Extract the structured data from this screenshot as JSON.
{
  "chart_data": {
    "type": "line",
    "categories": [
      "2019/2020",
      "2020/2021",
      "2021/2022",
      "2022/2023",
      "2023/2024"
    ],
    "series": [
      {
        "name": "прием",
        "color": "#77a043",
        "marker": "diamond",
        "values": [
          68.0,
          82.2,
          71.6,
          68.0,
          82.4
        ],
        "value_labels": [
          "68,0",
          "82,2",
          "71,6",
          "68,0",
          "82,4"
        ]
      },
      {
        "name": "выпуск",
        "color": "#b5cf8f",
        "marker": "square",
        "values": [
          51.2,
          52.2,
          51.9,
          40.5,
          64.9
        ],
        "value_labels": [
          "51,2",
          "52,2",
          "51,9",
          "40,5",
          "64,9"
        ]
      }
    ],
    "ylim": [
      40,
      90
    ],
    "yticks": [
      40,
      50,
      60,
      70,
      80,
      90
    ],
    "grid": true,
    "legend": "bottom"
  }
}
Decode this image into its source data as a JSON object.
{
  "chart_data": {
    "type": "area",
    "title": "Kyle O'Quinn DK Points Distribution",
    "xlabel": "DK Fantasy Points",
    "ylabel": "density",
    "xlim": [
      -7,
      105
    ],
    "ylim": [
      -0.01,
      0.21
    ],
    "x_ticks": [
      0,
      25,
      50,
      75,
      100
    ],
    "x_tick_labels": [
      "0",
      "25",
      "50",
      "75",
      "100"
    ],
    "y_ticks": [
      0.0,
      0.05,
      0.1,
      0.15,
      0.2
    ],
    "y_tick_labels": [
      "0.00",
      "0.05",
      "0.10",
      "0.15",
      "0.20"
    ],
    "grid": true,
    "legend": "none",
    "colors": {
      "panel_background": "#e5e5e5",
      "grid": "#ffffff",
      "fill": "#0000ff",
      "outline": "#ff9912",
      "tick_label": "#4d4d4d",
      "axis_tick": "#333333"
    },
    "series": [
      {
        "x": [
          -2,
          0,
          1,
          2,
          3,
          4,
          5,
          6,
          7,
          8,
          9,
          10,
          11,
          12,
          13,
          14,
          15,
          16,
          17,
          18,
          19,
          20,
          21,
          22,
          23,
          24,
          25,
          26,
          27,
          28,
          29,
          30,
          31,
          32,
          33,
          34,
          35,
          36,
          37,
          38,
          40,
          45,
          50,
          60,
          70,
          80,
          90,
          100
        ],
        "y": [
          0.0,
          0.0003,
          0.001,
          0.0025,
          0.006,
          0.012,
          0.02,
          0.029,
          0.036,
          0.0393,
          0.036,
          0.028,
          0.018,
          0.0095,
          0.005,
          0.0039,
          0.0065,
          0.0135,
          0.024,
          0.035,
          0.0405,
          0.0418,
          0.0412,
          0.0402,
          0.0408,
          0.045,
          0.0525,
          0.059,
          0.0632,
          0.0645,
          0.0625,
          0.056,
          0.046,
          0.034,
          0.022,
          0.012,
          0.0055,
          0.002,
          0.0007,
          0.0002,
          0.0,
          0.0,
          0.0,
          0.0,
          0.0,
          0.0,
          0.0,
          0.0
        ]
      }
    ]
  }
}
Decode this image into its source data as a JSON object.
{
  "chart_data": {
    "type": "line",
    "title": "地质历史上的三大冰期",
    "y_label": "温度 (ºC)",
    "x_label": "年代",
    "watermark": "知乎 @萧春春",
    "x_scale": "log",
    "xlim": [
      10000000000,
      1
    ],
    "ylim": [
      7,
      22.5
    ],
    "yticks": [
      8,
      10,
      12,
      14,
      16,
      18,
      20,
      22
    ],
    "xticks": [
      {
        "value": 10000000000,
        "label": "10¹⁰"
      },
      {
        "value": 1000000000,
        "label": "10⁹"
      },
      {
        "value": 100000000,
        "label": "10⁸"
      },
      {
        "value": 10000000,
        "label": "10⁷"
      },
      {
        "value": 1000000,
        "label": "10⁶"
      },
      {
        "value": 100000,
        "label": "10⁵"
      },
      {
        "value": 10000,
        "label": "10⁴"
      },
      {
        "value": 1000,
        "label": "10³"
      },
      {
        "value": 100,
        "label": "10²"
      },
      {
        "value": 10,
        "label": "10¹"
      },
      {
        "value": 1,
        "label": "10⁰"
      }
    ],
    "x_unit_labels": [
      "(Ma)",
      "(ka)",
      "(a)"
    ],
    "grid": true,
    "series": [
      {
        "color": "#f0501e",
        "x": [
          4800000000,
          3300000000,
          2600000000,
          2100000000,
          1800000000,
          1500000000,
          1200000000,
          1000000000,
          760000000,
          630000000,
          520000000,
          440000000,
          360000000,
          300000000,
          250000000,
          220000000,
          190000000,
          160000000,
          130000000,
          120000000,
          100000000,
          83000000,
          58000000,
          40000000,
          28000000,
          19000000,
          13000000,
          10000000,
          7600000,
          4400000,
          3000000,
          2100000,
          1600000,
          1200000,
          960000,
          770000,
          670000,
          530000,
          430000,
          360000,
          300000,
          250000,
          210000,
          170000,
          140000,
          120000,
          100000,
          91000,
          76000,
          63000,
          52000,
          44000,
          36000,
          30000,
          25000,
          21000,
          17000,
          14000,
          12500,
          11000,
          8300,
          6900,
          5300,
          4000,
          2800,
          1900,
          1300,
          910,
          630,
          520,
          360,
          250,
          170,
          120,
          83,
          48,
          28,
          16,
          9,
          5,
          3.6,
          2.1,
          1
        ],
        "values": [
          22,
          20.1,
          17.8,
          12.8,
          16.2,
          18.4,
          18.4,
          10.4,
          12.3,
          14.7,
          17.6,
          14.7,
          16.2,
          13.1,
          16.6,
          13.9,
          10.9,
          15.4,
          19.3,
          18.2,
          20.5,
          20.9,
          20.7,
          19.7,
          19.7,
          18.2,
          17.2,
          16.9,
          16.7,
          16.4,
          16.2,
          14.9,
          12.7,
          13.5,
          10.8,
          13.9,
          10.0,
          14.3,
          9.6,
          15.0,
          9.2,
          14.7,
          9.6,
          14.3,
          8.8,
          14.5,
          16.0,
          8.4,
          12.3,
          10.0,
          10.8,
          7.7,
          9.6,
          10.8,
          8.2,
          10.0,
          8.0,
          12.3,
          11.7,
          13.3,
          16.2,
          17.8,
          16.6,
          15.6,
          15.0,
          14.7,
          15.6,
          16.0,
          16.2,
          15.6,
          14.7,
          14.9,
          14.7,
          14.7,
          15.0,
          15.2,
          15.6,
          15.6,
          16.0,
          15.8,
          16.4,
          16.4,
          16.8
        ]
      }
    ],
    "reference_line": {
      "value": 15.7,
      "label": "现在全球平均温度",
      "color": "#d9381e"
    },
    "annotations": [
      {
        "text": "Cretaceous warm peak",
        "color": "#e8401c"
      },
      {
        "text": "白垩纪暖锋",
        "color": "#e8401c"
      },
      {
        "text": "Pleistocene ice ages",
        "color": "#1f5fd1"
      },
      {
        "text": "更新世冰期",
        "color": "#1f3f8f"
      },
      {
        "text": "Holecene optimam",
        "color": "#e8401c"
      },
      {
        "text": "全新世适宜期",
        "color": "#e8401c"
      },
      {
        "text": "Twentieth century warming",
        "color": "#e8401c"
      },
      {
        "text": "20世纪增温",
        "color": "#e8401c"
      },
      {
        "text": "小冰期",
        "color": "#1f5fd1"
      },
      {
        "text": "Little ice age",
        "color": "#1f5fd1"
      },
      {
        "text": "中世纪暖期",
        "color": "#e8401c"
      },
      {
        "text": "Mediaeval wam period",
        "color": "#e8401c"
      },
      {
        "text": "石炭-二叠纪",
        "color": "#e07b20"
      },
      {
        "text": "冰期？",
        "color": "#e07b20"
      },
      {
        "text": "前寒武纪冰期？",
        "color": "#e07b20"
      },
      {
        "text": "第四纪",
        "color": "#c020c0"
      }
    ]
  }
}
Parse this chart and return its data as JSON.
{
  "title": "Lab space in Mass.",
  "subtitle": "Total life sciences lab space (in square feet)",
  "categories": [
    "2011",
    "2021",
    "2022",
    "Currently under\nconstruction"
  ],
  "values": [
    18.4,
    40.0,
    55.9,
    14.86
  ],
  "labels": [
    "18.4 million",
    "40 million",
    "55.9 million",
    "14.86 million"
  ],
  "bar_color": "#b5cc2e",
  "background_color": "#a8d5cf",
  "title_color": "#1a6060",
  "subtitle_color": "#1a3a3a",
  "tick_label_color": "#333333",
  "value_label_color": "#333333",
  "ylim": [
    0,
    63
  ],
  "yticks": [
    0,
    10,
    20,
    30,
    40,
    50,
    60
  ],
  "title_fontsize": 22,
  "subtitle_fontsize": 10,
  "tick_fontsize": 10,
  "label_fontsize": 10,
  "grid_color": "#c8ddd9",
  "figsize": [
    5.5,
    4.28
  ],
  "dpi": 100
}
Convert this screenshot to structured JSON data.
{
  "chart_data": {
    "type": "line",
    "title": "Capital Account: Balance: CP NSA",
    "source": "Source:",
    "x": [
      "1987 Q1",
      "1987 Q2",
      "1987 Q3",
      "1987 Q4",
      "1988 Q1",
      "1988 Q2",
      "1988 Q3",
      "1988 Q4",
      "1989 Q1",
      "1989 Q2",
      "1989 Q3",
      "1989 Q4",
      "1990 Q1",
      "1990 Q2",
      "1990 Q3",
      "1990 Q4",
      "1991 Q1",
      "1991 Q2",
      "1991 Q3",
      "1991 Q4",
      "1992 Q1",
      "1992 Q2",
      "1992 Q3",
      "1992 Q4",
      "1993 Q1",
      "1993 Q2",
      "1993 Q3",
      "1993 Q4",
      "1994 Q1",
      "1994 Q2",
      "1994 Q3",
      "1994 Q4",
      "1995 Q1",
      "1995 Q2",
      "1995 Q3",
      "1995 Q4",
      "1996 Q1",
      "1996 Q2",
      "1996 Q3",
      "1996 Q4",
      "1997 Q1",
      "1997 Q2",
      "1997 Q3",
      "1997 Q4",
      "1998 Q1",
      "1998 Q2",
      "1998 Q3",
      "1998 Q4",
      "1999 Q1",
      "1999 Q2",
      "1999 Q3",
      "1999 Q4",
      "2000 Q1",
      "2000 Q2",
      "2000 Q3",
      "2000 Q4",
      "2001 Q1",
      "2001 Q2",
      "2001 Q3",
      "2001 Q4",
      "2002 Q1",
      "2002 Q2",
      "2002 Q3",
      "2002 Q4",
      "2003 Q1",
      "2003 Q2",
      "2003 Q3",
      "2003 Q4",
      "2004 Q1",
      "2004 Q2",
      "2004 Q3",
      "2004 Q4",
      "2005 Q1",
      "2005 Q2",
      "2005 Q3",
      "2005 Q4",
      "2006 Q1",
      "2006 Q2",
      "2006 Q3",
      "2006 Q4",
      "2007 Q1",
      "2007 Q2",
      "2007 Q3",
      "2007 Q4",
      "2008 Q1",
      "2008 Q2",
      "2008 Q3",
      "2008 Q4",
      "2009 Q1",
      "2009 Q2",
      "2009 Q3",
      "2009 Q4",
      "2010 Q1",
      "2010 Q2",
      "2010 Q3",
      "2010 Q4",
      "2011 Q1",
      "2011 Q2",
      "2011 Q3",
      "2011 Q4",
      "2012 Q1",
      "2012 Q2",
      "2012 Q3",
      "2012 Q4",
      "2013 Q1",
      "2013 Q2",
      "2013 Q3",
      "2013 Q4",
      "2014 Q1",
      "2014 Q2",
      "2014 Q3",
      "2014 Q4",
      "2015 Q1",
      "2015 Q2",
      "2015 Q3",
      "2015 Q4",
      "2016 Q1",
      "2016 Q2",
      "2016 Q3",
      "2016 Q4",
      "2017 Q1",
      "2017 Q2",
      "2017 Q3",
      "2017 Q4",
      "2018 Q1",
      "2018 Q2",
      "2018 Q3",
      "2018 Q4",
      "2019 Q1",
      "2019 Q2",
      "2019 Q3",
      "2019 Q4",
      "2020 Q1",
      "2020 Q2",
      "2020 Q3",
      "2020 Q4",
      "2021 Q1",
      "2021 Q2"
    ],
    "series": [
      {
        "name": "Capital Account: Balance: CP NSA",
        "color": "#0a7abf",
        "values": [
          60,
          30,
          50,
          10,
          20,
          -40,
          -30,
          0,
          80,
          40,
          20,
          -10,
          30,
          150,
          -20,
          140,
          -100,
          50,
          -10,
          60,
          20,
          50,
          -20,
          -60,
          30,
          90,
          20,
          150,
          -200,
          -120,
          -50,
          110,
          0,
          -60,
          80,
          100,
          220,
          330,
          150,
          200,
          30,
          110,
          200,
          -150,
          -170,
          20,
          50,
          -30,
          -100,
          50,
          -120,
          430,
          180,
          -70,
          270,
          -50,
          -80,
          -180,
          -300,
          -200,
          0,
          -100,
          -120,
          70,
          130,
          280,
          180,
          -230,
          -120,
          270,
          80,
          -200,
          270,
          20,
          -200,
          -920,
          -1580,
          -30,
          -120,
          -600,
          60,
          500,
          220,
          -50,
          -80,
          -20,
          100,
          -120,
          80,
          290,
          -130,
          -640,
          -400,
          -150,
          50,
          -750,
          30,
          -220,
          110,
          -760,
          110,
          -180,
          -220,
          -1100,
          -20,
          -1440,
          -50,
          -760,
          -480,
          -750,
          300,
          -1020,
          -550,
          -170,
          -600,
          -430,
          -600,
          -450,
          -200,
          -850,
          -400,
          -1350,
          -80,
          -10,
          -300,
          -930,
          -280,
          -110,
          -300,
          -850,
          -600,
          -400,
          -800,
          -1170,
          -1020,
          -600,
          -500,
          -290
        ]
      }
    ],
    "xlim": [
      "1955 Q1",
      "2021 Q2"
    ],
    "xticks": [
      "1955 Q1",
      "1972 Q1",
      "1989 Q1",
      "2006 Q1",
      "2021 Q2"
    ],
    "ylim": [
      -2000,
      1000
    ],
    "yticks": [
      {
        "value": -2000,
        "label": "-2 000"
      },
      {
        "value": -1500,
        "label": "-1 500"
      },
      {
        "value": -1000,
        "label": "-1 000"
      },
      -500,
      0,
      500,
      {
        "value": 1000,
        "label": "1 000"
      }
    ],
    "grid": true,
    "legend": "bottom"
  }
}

_ _ _ _ _ _ _

What you are asked to do
Look through the entries above. Extract each line with the word "million".

Full solution
    "18.4 million",
    "40 million",
    "55.9 million",
    "14.86 million"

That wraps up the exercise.